** START OF Material shown **

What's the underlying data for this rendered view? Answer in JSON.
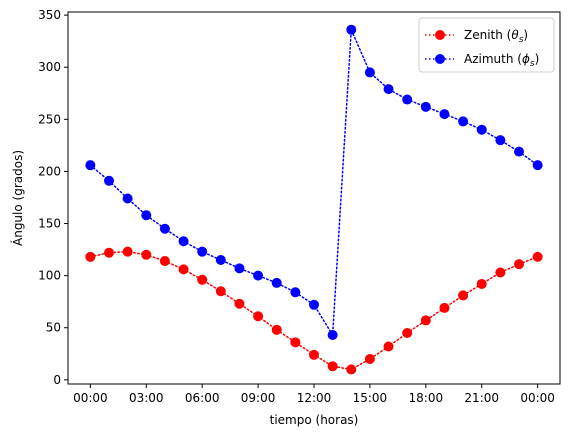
{
  "chart_data": {
    "type": "line",
    "title": "",
    "xlabel": "tiempo (horas)",
    "ylabel": "Ángulo (grados)",
    "x_ticks": [
      "00:00",
      "03:00",
      "06:00",
      "09:00",
      "12:00",
      "15:00",
      "18:00",
      "21:00",
      "00:00"
    ],
    "y_ticks": [
      "0",
      "50",
      "100",
      "150",
      "200",
      "250",
      "300",
      "350"
    ],
    "xlim": [
      -1.2,
      25.2
    ],
    "ylim": [
      -4,
      353
    ],
    "x_hours": [
      0,
      1,
      2,
      3,
      4,
      5,
      6,
      7,
      8,
      9,
      10,
      11,
      12,
      13,
      14,
      15,
      16,
      17,
      18,
      19,
      20,
      21,
      22,
      23,
      24
    ],
    "legend_position": "top-right",
    "grid": false,
    "series": [
      {
        "name": "Zenith (θs)",
        "color": "#ff0000",
        "marker": "circle",
        "line_style": "dotted",
        "values": [
          118,
          122,
          123,
          120,
          114,
          106,
          96,
          85,
          73,
          61,
          48,
          36,
          24,
          13,
          10,
          20,
          32,
          45,
          57,
          69,
          81,
          92,
          103,
          111,
          118
        ]
      },
      {
        "name": "Azimuth (ϕs)",
        "color": "#0000ff",
        "marker": "circle",
        "line_style": "dotted",
        "values": [
          206,
          191,
          174,
          158,
          145,
          133,
          123,
          115,
          107,
          100,
          93,
          84,
          72,
          43,
          336,
          295,
          279,
          269,
          262,
          255,
          248,
          240,
          230,
          219,
          206
        ]
      }
    ],
    "legend": {
      "zenith_main": "Zenith (",
      "zenith_sym": "θ",
      "zenith_sub": "s",
      "zenith_close": ")",
      "azimuth_main": "Azimuth (",
      "azimuth_sym": "ϕ",
      "azimuth_sub": "s",
      "azimuth_close": ")"
    }
  }
}
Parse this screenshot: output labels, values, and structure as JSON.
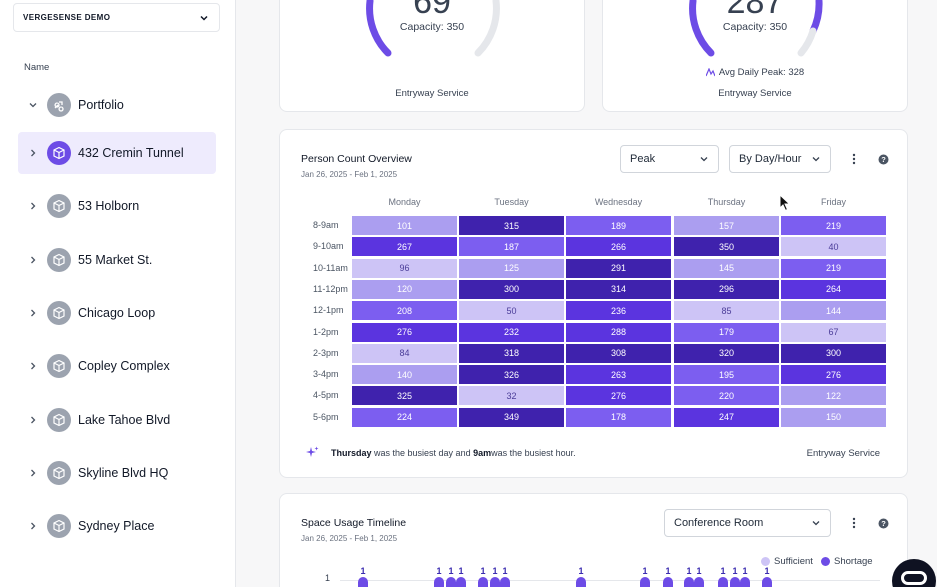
{
  "sidebar": {
    "org_name": "VERGESENSE DEMO",
    "tree_heading": "Name",
    "portfolio_label": "Portfolio",
    "items": [
      {
        "label": "432 Cremin Tunnel",
        "selected": true
      },
      {
        "label": "53 Holborn",
        "selected": false
      },
      {
        "label": "55 Market St.",
        "selected": false
      },
      {
        "label": "Chicago Loop",
        "selected": false
      },
      {
        "label": "Copley Complex",
        "selected": false
      },
      {
        "label": "Lake Tahoe Blvd",
        "selected": false
      },
      {
        "label": "Skyline Blvd HQ",
        "selected": false
      },
      {
        "label": "Sydney Place",
        "selected": false
      }
    ]
  },
  "gauges": [
    {
      "value": "69",
      "capacity_text": "Capacity: 350",
      "service": "Entryway Service",
      "fill": 0.2
    },
    {
      "value": "287",
      "capacity_text": "Capacity: 350",
      "avg_peak": "Avg Daily Peak: 328",
      "service": "Entryway Service",
      "fill": 0.82
    }
  ],
  "overview": {
    "title": "Person Count Overview",
    "date_range": "Jan 26, 2025 - Feb 1, 2025",
    "metric_select": "Peak",
    "grouping_select": "By Day/Hour",
    "service": "Entryway Service",
    "insight": {
      "day": "Thursday",
      "mid1": " was the busiest day and ",
      "hour": "9am",
      "mid2": " was the busiest hour."
    },
    "colors": {
      "lightest": "#cdc4f6",
      "light": "#ab9ef0",
      "mid": "#7c5ef0",
      "dark": "#5b34df",
      "darkest": "#3f22ad"
    }
  },
  "chart_data": {
    "type": "heatmap",
    "title": "Person Count Overview",
    "x": [
      "Monday",
      "Tuesday",
      "Wednesday",
      "Thursday",
      "Friday"
    ],
    "y": [
      "8-9am",
      "9-10am",
      "10-11am",
      "11-12pm",
      "12-1pm",
      "1-2pm",
      "2-3pm",
      "3-4pm",
      "4-5pm",
      "5-6pm"
    ],
    "values": [
      [
        101,
        315,
        189,
        157,
        219
      ],
      [
        267,
        187,
        266,
        350,
        40
      ],
      [
        96,
        125,
        291,
        145,
        219
      ],
      [
        120,
        300,
        314,
        296,
        264
      ],
      [
        208,
        50,
        236,
        85,
        144
      ],
      [
        276,
        232,
        288,
        179,
        67
      ],
      [
        84,
        318,
        308,
        320,
        300
      ],
      [
        140,
        326,
        263,
        195,
        276
      ],
      [
        325,
        32,
        276,
        220,
        122
      ],
      [
        224,
        349,
        178,
        247,
        150
      ]
    ]
  },
  "timeline": {
    "title": "Space Usage Timeline",
    "date_range": "Jan 26, 2025 - Feb 1, 2025",
    "space_select": "Conference Room",
    "legend": [
      {
        "label": "Sufficient",
        "color": "#cdc4f6"
      },
      {
        "label": "Shortage",
        "color": "#6d4ce6"
      }
    ],
    "y_tick": "1",
    "bar_label": "1",
    "marks": [
      1,
      1,
      1,
      1,
      1,
      1,
      1,
      1,
      1,
      1,
      1,
      1,
      1,
      1,
      1,
      1,
      1
    ]
  }
}
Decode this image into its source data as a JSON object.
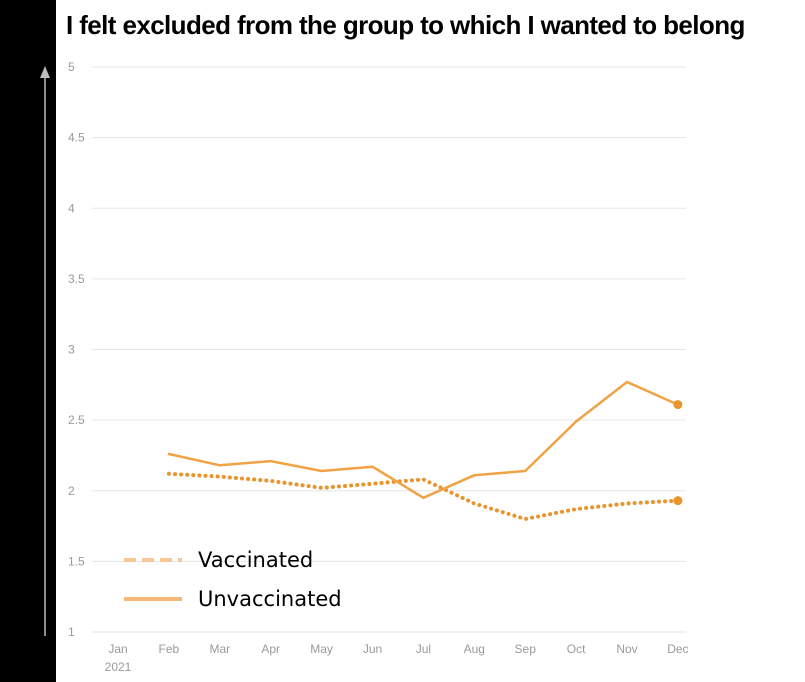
{
  "chart_data": {
    "type": "line",
    "title": "I felt excluded from the group to which I wanted to belong",
    "categories": [
      "Jan",
      "Feb",
      "Mar",
      "Apr",
      "May",
      "Jun",
      "Jul",
      "Aug",
      "Sep",
      "Oct",
      "Nov",
      "Dec"
    ],
    "x_sublabel": "2021",
    "y_ticks": [
      "1",
      "1.5",
      "2",
      "2.5",
      "3",
      "3.5",
      "4",
      "4.5",
      "5"
    ],
    "ylim": [
      1,
      5
    ],
    "grid": true,
    "legend_position": "bottom-left",
    "series": [
      {
        "name": "Vaccinated",
        "style": "dotted",
        "legend_style": "dashed",
        "color": "#e8952e",
        "legend_color": "#f7c695",
        "values": [
          null,
          2.12,
          2.1,
          2.07,
          2.02,
          2.05,
          2.08,
          1.91,
          1.8,
          1.87,
          1.91,
          1.93
        ]
      },
      {
        "name": "Unvaccinated",
        "style": "solid",
        "color": "#f0a346",
        "legend_color": "#f5b978",
        "values": [
          null,
          2.26,
          2.18,
          2.21,
          2.14,
          2.17,
          1.95,
          2.11,
          2.14,
          2.49,
          2.77,
          2.61
        ]
      }
    ]
  },
  "colors": {
    "grid": "#e6e6e6",
    "axis_band": "#000000",
    "end_dot": "#e8952e"
  }
}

** END OF Material shown **

Quote every record above exactly, omitting any pictures they contain.

What's the underlying data for this rendered view? Answer in JSON.
{
  "chart_data": {
    "type": "line",
    "title": "",
    "xlabel": "tiempo (horas)",
    "ylabel": "Ángulo (grados)",
    "x_ticks": [
      "00:00",
      "03:00",
      "06:00",
      "09:00",
      "12:00",
      "15:00",
      "18:00",
      "21:00",
      "00:00"
    ],
    "y_ticks": [
      "0",
      "50",
      "100",
      "150",
      "200",
      "250",
      "300",
      "350"
    ],
    "xlim": [
      -1.2,
      25.2
    ],
    "ylim": [
      -4,
      353
    ],
    "x_hours": [
      0,
      1,
      2,
      3,
      4,
      5,
      6,
      7,
      8,
      9,
      10,
      11,
      12,
      13,
      14,
      15,
      16,
      17,
      18,
      19,
      20,
      21,
      22,
      23,
      24
    ],
    "legend_position": "top-right",
    "grid": false,
    "series": [
      {
        "name": "Zenith (θs)",
        "color": "#ff0000",
        "marker": "circle",
        "line_style": "dotted",
        "values": [
          118,
          122,
          123,
          120,
          114,
          106,
          96,
          85,
          73,
          61,
          48,
          36,
          24,
          13,
          10,
          20,
          32,
          45,
          57,
          69,
          81,
          92,
          103,
          111,
          118
        ]
      },
      {
        "name": "Azimuth (ϕs)",
        "color": "#0000ff",
        "marker": "circle",
        "line_style": "dotted",
        "values": [
          206,
          191,
          174,
          158,
          145,
          133,
          123,
          115,
          107,
          100,
          93,
          84,
          72,
          43,
          336,
          295,
          279,
          269,
          262,
          255,
          248,
          240,
          230,
          219,
          206
        ]
      }
    ],
    "legend": {
      "zenith_main": "Zenith (",
      "zenith_sym": "θ",
      "zenith_sub": "s",
      "zenith_close": ")",
      "azimuth_main": "Azimuth (",
      "azimuth_sym": "ϕ",
      "azimuth_sub": "s",
      "azimuth_close": ")"
    }
  }
}
Parse this screenshot: output labels, values, and structure as JSON.
{
  "sidebar": {
    "org_name": "VERGESENSE DEMO",
    "tree_heading": "Name",
    "portfolio_label": "Portfolio",
    "items": [
      {
        "label": "432 Cremin Tunnel",
        "selected": true
      },
      {
        "label": "53 Holborn",
        "selected": false
      },
      {
        "label": "55 Market St.",
        "selected": false
      },
      {
        "label": "Chicago Loop",
        "selected": false
      },
      {
        "label": "Copley Complex",
        "selected": false
      },
      {
        "label": "Lake Tahoe Blvd",
        "selected": false
      },
      {
        "label": "Skyline Blvd HQ",
        "selected": false
      },
      {
        "label": "Sydney Place",
        "selected": false
      }
    ]
  },
  "gauges": [
    {
      "value": "69",
      "capacity_text": "Capacity: 350",
      "service": "Entryway Service",
      "fill": 0.2
    },
    {
      "value": "287",
      "capacity_text": "Capacity: 350",
      "avg_peak": "Avg Daily Peak: 328",
      "service": "Entryway Service",
      "fill": 0.82
    }
  ],
  "overview": {
    "title": "Person Count Overview",
    "date_range": "Jan 26, 2025 - Feb 1, 2025",
    "metric_select": "Peak",
    "grouping_select": "By Day/Hour",
    "service": "Entryway Service",
    "insight": {
      "day": "Thursday",
      "mid1": " was the busiest day and ",
      "hour": "9am",
      "mid2": " was the busiest hour."
    },
    "colors": {
      "lightest": "#cdc4f6",
      "light": "#ab9ef0",
      "mid": "#7c5ef0",
      "dark": "#5b34df",
      "darkest": "#3f22ad"
    }
  },
  "chart_data": {
    "type": "heatmap",
    "title": "Person Count Overview",
    "x": [
      "Monday",
      "Tuesday",
      "Wednesday",
      "Thursday",
      "Friday"
    ],
    "y": [
      "8-9am",
      "9-10am",
      "10-11am",
      "11-12pm",
      "12-1pm",
      "1-2pm",
      "2-3pm",
      "3-4pm",
      "4-5pm",
      "5-6pm"
    ],
    "values": [
      [
        101,
        315,
        189,
        157,
        219
      ],
      [
        267,
        187,
        266,
        350,
        40
      ],
      [
        96,
        125,
        291,
        145,
        219
      ],
      [
        120,
        300,
        314,
        296,
        264
      ],
      [
        208,
        50,
        236,
        85,
        144
      ],
      [
        276,
        232,
        288,
        179,
        67
      ],
      [
        84,
        318,
        308,
        320,
        300
      ],
      [
        140,
        326,
        263,
        195,
        276
      ],
      [
        325,
        32,
        276,
        220,
        122
      ],
      [
        224,
        349,
        178,
        247,
        150
      ]
    ]
  },
  "timeline": {
    "title": "Space Usage Timeline",
    "date_range": "Jan 26, 2025 - Feb 1, 2025",
    "space_select": "Conference Room",
    "legend": [
      {
        "label": "Sufficient",
        "color": "#cdc4f6"
      },
      {
        "label": "Shortage",
        "color": "#6d4ce6"
      }
    ],
    "y_tick": "1",
    "bar_label": "1",
    "marks": [
      1,
      1,
      1,
      1,
      1,
      1,
      1,
      1,
      1,
      1,
      1,
      1,
      1,
      1,
      1,
      1,
      1
    ]
  }
}
Decode this image into its source data as a JSON object.
{
  "chart_data": {
    "type": "line",
    "title": "I felt excluded from the group to which I wanted to belong",
    "categories": [
      "Jan",
      "Feb",
      "Mar",
      "Apr",
      "May",
      "Jun",
      "Jul",
      "Aug",
      "Sep",
      "Oct",
      "Nov",
      "Dec"
    ],
    "x_sublabel": "2021",
    "y_ticks": [
      "1",
      "1.5",
      "2",
      "2.5",
      "3",
      "3.5",
      "4",
      "4.5",
      "5"
    ],
    "ylim": [
      1,
      5
    ],
    "grid": true,
    "legend_position": "bottom-left",
    "series": [
      {
        "name": "Vaccinated",
        "style": "dotted",
        "legend_style": "dashed",
        "color": "#e8952e",
        "legend_color": "#f7c695",
        "values": [
          null,
          2.12,
          2.1,
          2.07,
          2.02,
          2.05,
          2.08,
          1.91,
          1.8,
          1.87,
          1.91,
          1.93
        ]
      },
      {
        "name": "Unvaccinated",
        "style": "solid",
        "color": "#f0a346",
        "legend_color": "#f5b978",
        "values": [
          null,
          2.26,
          2.18,
          2.21,
          2.14,
          2.17,
          1.95,
          2.11,
          2.14,
          2.49,
          2.77,
          2.61
        ]
      }
    ]
  },
  "colors": {
    "grid": "#e6e6e6",
    "axis_band": "#000000",
    "end_dot": "#e8952e"
  }
}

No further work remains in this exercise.